-------- ITEMS --------

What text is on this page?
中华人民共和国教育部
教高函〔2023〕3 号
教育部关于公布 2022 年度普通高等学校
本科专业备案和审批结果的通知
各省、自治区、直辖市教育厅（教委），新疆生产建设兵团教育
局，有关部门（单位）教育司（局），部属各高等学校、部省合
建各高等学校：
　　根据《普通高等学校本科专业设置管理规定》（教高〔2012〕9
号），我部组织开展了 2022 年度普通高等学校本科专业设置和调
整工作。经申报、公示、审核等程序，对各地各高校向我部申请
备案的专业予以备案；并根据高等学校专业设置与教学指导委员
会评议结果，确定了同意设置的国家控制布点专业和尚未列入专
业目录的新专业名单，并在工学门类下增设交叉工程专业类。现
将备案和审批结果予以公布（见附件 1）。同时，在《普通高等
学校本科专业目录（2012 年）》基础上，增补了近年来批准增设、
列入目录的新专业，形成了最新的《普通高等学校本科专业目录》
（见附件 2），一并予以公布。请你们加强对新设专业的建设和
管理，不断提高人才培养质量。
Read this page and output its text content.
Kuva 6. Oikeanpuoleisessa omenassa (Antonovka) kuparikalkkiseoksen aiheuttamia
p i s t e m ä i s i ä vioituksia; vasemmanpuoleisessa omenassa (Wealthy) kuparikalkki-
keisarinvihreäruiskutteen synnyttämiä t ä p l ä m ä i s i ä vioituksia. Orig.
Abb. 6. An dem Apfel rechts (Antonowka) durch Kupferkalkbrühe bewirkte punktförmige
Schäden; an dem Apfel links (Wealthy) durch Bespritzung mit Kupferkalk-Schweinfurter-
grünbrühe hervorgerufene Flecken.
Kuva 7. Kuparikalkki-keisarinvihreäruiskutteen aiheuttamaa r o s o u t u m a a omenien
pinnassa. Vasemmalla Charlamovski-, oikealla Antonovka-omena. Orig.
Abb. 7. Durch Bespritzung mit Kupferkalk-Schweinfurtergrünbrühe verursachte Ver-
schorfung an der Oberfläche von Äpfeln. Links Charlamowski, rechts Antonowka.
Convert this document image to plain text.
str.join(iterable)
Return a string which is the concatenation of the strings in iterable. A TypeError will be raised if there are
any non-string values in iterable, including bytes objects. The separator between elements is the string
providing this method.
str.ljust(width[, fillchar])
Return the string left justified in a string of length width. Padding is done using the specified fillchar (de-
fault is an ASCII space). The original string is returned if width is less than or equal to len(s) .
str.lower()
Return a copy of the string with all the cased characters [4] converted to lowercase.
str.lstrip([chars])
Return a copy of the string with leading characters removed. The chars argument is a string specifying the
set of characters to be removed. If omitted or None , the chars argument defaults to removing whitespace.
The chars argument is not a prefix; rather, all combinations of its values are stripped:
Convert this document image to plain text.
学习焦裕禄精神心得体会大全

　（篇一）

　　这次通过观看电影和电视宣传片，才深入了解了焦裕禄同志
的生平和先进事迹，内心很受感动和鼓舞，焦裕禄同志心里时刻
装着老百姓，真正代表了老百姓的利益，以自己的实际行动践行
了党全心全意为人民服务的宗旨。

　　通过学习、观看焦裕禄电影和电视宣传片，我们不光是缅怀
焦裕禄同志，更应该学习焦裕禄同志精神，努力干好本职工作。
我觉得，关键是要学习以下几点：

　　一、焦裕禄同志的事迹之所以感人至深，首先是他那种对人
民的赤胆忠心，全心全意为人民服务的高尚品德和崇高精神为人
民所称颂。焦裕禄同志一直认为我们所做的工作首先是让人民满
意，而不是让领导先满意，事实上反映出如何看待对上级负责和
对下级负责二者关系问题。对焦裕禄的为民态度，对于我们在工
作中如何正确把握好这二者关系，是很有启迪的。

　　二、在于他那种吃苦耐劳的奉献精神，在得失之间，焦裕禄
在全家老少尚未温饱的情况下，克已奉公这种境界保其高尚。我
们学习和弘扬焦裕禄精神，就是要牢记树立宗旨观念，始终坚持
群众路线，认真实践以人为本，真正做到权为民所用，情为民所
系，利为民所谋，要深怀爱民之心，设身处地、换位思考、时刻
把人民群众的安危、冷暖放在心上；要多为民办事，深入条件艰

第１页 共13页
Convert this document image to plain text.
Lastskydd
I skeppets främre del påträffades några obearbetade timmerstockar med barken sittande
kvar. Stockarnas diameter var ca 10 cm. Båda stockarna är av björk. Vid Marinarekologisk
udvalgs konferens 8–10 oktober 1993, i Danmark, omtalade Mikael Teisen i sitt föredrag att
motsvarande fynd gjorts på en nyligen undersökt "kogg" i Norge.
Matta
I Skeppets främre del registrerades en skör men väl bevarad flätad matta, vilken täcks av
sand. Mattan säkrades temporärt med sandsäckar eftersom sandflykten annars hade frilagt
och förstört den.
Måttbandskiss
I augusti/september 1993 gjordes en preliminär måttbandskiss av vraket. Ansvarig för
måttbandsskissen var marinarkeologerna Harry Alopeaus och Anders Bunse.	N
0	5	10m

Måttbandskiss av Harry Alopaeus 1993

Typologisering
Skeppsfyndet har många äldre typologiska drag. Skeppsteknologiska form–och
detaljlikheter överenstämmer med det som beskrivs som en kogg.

--------

EXERCISE OBJECTIVE:
Go back to the listing above and please repeat it exactly.

COMPLETE ANSWER:
What text is on this page?
中华人民共和国教育部
教高函〔2023〕3 号
教育部关于公布 2022 年度普通高等学校
本科专业备案和审批结果的通知
各省、自治区、直辖市教育厅（教委），新疆生产建设兵团教育
局，有关部门（单位）教育司（局），部属各高等学校、部省合
建各高等学校：
　　根据《普通高等学校本科专业设置管理规定》（教高〔2012〕9
号），我部组织开展了 2022 年度普通高等学校本科专业设置和调
整工作。经申报、公示、审核等程序，对各地各高校向我部申请
备案的专业予以备案；并根据高等学校专业设置与教学指导委员
会评议结果，确定了同意设置的国家控制布点专业和尚未列入专
业目录的新专业名单，并在工学门类下增设交叉工程专业类。现
将备案和审批结果予以公布（见附件 1）。同时，在《普通高等
学校本科专业目录（2012 年）》基础上，增补了近年来批准增设、
列入目录的新专业，形成了最新的《普通高等学校本科专业目录》
（见附件 2），一并予以公布。请你们加强对新设专业的建设和
管理，不断提高人才培养质量。
Read this page and output its text content.
Kuva 6. Oikeanpuoleisessa omenassa (Antonovka) kuparikalkkiseoksen aiheuttamia
p i s t e m ä i s i ä vioituksia; vasemmanpuoleisessa omenassa (Wealthy) kuparikalkki-
keisarinvihreäruiskutteen synnyttämiä t ä p l ä m ä i s i ä vioituksia. Orig.
Abb. 6. An dem Apfel rechts (Antonowka) durch Kupferkalkbrühe bewirkte punktförmige
Schäden; an dem Apfel links (Wealthy) durch Bespritzung mit Kupferkalk-Schweinfurter-
grünbrühe hervorgerufene Flecken.
Kuva 7. Kuparikalkki-keisarinvihreäruiskutteen aiheuttamaa r o s o u t u m a a omenien
pinnassa. Vasemmalla Charlamovski-, oikealla Antonovka-omena. Orig.
Abb. 7. Durch Bespritzung mit Kupferkalk-Schweinfurtergrünbrühe verursachte Ver-
schorfung an der Oberfläche von Äpfeln. Links Charlamowski, rechts Antonowka.
Convert this document image to plain text.
str.join(iterable)
Return a string which is the concatenation of the strings in iterable. A TypeError will be raised if there are
any non-string values in iterable, including bytes objects. The separator between elements is the string
providing this method.
str.ljust(width[, fillchar])
Return the string left justified in a string of length width. Padding is done using the specified fillchar (de-
fault is an ASCII space). The original string is returned if width is less than or equal to len(s) .
str.lower()
Return a copy of the string with all the cased characters [4] converted to lowercase.
str.lstrip([chars])
Return a copy of the string with leading characters removed. The chars argument is a string specifying the
set of characters to be removed. If omitted or None , the chars argument defaults to removing whitespace.
The chars argument is not a prefix; rather, all combinations of its values are stripped:
Convert this document image to plain text.
学习焦裕禄精神心得体会大全

　（篇一）

　　这次通过观看电影和电视宣传片，才深入了解了焦裕禄同志
的生平和先进事迹，内心很受感动和鼓舞，焦裕禄同志心里时刻
装着老百姓，真正代表了老百姓的利益，以自己的实际行动践行
了党全心全意为人民服务的宗旨。

　　通过学习、观看焦裕禄电影和电视宣传片，我们不光是缅怀
焦裕禄同志，更应该学习焦裕禄同志精神，努力干好本职工作。
我觉得，关键是要学习以下几点：

　　一、焦裕禄同志的事迹之所以感人至深，首先是他那种对人
民的赤胆忠心，全心全意为人民服务的高尚品德和崇高精神为人
民所称颂。焦裕禄同志一直认为我们所做的工作首先是让人民满
意，而不是让领导先满意，事实上反映出如何看待对上级负责和
对下级负责二者关系问题。对焦裕禄的为民态度，对于我们在工
作中如何正确把握好这二者关系，是很有启迪的。

　　二、在于他那种吃苦耐劳的奉献精神，在得失之间，焦裕禄
在全家老少尚未温饱的情况下，克已奉公这种境界保其高尚。我
们学习和弘扬焦裕禄精神，就是要牢记树立宗旨观念，始终坚持
群众路线，认真实践以人为本，真正做到权为民所用，情为民所
系，利为民所谋，要深怀爱民之心，设身处地、换位思考、时刻
把人民群众的安危、冷暖放在心上；要多为民办事，深入条件艰

第１页 共13页
Convert this document image to plain text.
Lastskydd
I skeppets främre del påträffades några obearbetade timmerstockar med barken sittande
kvar. Stockarnas diameter var ca 10 cm. Båda stockarna är av björk. Vid Marinarekologisk
udvalgs konferens 8–10 oktober 1993, i Danmark, omtalade Mikael Teisen i sitt föredrag att
motsvarande fynd gjorts på en nyligen undersökt "kogg" i Norge.
Matta
I Skeppets främre del registrerades en skör men väl bevarad flätad matta, vilken täcks av
sand. Mattan säkrades temporärt med sandsäckar eftersom sandflykten annars hade frilagt
och förstört den.
Måttbandskiss
I augusti/september 1993 gjordes en preliminär måttbandskiss av vraket. Ansvarig för
måttbandsskissen var marinarkeologerna Harry Alopeaus och Anders Bunse.	N
0	5	10m

Måttbandskiss av Harry Alopaeus 1993

Typologisering
Skeppsfyndet har många äldre typologiska drag. Skeppsteknologiska form–och
detaljlikheter överenstämmer med det som beskrivs som en kogg.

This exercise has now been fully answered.